→ Set problem
Identify each line below containing the string "name" and copy it.

— begin Data extract —

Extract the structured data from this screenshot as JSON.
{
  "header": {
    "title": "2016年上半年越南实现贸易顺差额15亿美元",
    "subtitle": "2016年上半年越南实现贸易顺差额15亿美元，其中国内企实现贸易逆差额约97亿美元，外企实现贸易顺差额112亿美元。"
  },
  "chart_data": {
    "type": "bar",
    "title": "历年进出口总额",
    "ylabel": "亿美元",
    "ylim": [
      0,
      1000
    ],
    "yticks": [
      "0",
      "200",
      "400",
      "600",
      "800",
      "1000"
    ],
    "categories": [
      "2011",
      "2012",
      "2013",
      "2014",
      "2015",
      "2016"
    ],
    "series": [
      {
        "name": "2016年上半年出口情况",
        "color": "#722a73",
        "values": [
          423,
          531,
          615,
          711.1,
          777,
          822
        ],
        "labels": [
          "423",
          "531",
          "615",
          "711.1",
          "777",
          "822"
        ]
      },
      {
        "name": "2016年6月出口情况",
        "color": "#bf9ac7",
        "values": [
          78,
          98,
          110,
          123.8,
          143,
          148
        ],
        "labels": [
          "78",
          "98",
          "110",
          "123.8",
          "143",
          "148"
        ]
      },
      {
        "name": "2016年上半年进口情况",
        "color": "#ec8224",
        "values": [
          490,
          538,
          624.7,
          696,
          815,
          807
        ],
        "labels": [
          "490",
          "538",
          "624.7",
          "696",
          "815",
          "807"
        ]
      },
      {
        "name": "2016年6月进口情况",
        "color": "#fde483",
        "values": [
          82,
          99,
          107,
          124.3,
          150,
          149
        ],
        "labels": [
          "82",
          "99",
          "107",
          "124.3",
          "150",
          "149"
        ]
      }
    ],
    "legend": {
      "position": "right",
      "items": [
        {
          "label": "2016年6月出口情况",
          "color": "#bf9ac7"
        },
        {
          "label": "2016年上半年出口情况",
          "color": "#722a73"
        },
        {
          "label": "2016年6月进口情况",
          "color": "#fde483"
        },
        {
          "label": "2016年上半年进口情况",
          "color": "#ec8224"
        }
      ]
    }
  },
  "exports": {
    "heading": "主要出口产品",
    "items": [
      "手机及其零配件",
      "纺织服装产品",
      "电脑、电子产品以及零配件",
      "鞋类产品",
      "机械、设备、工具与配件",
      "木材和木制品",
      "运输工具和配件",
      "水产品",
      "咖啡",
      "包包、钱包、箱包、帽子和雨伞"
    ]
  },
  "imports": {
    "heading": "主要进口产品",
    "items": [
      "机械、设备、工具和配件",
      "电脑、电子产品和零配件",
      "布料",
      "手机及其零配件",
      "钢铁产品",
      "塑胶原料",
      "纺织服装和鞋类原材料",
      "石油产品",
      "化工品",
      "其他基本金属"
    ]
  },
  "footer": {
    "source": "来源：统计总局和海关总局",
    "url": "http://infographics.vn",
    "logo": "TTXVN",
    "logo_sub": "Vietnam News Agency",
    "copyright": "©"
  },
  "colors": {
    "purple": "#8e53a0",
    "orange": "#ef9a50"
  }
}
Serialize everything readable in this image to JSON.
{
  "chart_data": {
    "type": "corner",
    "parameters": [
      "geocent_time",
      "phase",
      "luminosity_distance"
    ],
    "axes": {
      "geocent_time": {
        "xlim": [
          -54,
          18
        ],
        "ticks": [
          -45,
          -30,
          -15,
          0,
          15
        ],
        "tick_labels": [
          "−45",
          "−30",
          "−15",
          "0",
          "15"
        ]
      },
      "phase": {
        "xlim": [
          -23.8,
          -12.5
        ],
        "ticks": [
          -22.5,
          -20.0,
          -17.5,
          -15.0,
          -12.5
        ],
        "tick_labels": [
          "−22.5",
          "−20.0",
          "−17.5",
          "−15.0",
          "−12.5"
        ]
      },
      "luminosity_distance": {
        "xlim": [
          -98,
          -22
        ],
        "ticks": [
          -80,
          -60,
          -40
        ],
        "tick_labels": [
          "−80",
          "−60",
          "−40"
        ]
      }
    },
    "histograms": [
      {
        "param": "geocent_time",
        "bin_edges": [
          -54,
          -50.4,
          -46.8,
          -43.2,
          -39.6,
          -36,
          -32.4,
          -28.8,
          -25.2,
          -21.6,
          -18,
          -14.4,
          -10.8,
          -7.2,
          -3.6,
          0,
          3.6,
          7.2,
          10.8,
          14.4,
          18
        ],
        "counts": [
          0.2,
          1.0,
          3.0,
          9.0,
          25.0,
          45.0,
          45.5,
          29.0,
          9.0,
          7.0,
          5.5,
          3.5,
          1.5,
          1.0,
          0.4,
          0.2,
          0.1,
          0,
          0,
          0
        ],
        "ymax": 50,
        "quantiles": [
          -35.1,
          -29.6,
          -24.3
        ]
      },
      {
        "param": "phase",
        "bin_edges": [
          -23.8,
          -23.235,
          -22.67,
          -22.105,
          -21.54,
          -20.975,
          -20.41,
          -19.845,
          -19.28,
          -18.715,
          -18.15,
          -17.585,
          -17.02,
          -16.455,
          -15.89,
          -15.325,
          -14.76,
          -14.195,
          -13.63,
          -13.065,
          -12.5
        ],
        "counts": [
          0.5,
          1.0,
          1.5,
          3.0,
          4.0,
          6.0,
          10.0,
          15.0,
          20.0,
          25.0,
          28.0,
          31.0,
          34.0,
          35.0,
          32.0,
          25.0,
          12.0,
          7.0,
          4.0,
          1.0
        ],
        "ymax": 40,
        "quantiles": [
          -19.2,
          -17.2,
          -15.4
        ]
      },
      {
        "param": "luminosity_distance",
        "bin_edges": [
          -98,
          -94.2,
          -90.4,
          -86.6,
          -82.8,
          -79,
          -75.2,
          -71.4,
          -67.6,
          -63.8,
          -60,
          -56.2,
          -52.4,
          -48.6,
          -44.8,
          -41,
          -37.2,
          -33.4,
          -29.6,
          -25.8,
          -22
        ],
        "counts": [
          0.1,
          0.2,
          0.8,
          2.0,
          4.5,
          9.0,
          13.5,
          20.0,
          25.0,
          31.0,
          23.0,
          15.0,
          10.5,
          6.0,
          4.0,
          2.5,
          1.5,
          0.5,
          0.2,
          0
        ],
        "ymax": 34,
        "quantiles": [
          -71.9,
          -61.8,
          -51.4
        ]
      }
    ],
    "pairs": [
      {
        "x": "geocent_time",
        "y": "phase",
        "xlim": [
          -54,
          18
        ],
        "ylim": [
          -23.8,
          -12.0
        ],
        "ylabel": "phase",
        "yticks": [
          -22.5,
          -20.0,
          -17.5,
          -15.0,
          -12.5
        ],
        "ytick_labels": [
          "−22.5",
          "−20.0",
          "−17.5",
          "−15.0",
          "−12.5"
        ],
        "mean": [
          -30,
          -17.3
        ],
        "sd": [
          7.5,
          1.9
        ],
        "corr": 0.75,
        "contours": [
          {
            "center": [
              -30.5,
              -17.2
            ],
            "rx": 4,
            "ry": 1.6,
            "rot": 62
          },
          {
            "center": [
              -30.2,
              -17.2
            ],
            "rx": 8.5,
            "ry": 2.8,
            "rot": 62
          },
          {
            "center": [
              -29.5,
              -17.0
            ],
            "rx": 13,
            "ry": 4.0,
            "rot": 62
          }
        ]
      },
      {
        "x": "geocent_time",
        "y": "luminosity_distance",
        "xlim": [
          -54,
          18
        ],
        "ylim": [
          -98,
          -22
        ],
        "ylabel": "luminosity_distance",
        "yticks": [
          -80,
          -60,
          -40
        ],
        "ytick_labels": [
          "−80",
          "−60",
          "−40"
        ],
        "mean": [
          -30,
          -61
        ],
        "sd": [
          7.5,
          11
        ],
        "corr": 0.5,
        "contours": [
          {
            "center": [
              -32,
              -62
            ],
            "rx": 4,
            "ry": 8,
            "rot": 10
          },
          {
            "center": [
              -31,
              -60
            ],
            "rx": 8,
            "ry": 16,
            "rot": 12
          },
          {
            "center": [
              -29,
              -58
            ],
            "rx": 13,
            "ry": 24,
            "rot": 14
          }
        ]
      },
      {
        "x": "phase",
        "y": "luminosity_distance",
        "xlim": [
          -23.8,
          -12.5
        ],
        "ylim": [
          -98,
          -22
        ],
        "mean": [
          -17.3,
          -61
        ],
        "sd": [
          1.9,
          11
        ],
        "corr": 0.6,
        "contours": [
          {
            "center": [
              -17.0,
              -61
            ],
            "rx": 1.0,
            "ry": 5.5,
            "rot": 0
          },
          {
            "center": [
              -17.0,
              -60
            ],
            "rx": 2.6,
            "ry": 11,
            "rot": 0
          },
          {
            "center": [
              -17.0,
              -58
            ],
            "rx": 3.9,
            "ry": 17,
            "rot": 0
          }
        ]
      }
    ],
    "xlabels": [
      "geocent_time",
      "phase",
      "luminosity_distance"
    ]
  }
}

— end Data extract —

→ Solution for this task
        "name": "2016年上半年出口情况",
        "name": "2016年6月出口情况",
        "name": "2016年上半年进口情况",
        "name": "2016年6月进口情况",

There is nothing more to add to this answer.